====== DATA RECORDS ======

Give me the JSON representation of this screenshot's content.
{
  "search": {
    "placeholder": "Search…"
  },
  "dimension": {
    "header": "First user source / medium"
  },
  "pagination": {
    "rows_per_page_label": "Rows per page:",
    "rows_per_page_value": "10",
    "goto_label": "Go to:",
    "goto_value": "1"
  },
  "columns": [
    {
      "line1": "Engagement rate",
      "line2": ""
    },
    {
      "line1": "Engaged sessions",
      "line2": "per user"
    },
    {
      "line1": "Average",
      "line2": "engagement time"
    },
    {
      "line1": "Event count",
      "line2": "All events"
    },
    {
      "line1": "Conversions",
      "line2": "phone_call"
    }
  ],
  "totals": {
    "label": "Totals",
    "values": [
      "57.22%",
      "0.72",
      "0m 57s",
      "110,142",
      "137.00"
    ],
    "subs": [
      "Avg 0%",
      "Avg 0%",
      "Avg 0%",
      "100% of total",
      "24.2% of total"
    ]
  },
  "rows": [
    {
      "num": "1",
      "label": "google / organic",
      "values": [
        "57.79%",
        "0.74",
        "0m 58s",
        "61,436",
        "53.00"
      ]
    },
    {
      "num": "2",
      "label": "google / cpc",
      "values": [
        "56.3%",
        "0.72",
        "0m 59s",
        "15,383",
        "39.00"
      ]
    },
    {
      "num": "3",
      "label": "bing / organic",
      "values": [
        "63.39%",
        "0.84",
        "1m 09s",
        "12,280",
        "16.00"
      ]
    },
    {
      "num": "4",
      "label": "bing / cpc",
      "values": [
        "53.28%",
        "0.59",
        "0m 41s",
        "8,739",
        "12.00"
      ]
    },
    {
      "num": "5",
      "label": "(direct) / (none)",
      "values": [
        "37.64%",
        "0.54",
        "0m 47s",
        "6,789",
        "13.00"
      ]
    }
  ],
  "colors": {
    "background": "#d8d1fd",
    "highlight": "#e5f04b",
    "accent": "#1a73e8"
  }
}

======

• _STATED PROBLEM_
Each line of the listing above should be output exactly.

• _SOLVED PROBLEM_
Give me the JSON representation of this screenshot's content.
{
  "search": {
    "placeholder": "Search…"
  },
  "dimension": {
    "header": "First user source / medium"
  },
  "pagination": {
    "rows_per_page_label": "Rows per page:",
    "rows_per_page_value": "10",
    "goto_label": "Go to:",
    "goto_value": "1"
  },
  "columns": [
    {
      "line1": "Engagement rate",
      "line2": ""
    },
    {
      "line1": "Engaged sessions",
      "line2": "per user"
    },
    {
      "line1": "Average",
      "line2": "engagement time"
    },
    {
      "line1": "Event count",
      "line2": "All events"
    },
    {
      "line1": "Conversions",
      "line2": "phone_call"
    }
  ],
  "totals": {
    "label": "Totals",
    "values": [
      "57.22%",
      "0.72",
      "0m 57s",
      "110,142",
      "137.00"
    ],
    "subs": [
      "Avg 0%",
      "Avg 0%",
      "Avg 0%",
      "100% of total",
      "24.2% of total"
    ]
  },
  "rows": [
    {
      "num": "1",
      "label": "google / organic",
      "values": [
        "57.79%",
        "0.74",
        "0m 58s",
        "61,436",
        "53.00"
      ]
    },
    {
      "num": "2",
      "label": "google / cpc",
      "values": [
        "56.3%",
        "0.72",
        "0m 59s",
        "15,383",
        "39.00"
      ]
    },
    {
      "num": "3",
      "label": "bing / organic",
      "values": [
        "63.39%",
        "0.84",
        "1m 09s",
        "12,280",
        "16.00"
      ]
    },
    {
      "num": "4",
      "label": "bing / cpc",
      "values": [
        "53.28%",
        "0.59",
        "0m 41s",
        "8,739",
        "12.00"
      ]
    },
    {
      "num": "5",
      "label": "(direct) / (none)",
      "values": [
        "37.64%",
        "0.54",
        "0m 47s",
        "6,789",
        "13.00"
      ]
    }
  ],
  "colors": {
    "background": "#d8d1fd",
    "highlight": "#e5f04b",
    "accent": "#1a73e8"
  }
}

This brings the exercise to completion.